• SUPPLIED MATERIAL:
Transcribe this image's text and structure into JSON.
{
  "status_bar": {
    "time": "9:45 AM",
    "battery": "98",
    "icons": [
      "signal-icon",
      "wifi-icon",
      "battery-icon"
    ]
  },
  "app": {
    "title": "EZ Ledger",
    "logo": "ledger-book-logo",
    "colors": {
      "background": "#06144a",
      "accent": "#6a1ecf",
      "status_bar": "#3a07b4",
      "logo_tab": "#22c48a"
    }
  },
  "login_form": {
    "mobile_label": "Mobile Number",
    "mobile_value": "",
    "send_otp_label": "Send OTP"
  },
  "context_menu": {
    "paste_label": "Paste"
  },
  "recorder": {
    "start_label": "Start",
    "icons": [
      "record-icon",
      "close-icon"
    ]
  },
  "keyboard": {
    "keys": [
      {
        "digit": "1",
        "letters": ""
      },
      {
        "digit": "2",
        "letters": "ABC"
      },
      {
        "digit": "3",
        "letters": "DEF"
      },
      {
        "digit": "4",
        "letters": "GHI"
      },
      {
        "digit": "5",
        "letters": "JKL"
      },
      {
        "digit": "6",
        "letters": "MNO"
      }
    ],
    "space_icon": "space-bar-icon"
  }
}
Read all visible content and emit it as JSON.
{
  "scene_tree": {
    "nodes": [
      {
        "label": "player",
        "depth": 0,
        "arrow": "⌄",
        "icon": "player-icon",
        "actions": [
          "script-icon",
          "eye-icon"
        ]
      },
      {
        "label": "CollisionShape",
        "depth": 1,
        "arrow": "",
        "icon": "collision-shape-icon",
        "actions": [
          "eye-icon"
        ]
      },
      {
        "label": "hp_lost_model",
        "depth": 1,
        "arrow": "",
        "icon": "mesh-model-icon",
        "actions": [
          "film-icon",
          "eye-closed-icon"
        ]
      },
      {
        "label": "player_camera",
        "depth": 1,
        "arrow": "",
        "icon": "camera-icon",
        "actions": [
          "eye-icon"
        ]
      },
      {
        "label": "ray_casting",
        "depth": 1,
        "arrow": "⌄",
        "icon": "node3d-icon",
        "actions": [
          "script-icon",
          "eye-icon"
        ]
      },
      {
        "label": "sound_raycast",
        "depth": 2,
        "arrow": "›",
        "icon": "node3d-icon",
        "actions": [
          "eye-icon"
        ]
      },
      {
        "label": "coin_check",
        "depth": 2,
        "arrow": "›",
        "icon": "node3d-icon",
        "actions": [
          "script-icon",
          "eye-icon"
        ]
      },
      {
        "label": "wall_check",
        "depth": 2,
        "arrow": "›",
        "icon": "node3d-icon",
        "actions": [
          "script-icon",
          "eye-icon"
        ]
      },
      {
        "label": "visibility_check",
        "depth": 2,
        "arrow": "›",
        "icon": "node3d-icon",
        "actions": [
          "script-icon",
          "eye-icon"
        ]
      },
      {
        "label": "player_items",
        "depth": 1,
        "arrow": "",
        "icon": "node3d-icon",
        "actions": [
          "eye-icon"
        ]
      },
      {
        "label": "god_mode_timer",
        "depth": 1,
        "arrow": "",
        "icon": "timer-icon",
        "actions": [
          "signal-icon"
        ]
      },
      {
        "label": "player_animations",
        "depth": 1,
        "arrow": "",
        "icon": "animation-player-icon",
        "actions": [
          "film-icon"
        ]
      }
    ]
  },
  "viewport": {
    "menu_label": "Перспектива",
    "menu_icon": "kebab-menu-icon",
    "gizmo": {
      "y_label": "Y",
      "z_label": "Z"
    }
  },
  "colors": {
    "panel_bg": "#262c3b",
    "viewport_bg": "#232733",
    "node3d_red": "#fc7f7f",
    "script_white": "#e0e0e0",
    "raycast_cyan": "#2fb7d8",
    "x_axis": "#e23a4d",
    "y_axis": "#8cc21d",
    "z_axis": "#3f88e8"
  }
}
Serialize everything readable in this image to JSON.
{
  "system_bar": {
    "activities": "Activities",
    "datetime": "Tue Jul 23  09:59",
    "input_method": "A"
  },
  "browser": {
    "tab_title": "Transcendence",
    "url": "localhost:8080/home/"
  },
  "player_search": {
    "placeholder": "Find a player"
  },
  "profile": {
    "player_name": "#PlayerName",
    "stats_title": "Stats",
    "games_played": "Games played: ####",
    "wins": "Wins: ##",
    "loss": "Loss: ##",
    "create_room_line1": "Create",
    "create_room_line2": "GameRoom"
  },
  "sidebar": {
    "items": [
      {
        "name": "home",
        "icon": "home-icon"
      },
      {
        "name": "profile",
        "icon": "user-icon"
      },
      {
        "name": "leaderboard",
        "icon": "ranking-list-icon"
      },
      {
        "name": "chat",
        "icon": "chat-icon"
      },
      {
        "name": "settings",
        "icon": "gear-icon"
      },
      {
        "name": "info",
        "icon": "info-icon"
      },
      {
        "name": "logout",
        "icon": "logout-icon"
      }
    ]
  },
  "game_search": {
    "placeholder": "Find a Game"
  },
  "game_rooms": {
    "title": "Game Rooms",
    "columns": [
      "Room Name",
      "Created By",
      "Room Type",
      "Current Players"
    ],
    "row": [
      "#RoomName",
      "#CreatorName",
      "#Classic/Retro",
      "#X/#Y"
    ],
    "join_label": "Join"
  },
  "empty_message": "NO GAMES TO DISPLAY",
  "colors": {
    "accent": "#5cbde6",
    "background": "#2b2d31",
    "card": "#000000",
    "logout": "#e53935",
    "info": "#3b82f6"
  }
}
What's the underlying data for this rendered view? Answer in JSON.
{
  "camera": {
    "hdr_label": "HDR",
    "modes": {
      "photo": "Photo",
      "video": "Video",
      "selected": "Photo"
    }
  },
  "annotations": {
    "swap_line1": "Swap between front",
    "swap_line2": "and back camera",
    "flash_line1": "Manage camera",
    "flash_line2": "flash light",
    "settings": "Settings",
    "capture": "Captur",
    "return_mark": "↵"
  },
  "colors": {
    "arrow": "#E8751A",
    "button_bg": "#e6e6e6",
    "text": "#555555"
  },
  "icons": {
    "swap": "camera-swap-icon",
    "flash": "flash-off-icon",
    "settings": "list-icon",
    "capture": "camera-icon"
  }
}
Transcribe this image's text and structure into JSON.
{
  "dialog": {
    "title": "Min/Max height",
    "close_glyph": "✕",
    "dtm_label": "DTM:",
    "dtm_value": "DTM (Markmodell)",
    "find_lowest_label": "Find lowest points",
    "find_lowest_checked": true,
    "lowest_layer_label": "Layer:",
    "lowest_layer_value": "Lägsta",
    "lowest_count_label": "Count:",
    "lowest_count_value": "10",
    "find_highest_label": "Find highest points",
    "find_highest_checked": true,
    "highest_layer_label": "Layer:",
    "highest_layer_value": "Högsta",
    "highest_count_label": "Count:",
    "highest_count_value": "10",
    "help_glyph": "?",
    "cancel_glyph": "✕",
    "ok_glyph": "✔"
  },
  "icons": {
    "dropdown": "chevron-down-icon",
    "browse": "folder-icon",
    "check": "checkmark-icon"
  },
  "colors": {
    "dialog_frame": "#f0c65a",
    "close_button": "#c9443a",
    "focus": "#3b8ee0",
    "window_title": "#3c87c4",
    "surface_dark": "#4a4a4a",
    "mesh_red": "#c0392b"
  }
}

• TO BE DONE: Pull out every line containing "digit".

• EXPECTED ANSWER:
        "digit": "1",
        "digit": "2",
        "digit": "3",
        "digit": "4",
        "digit": "5",
        "digit": "6",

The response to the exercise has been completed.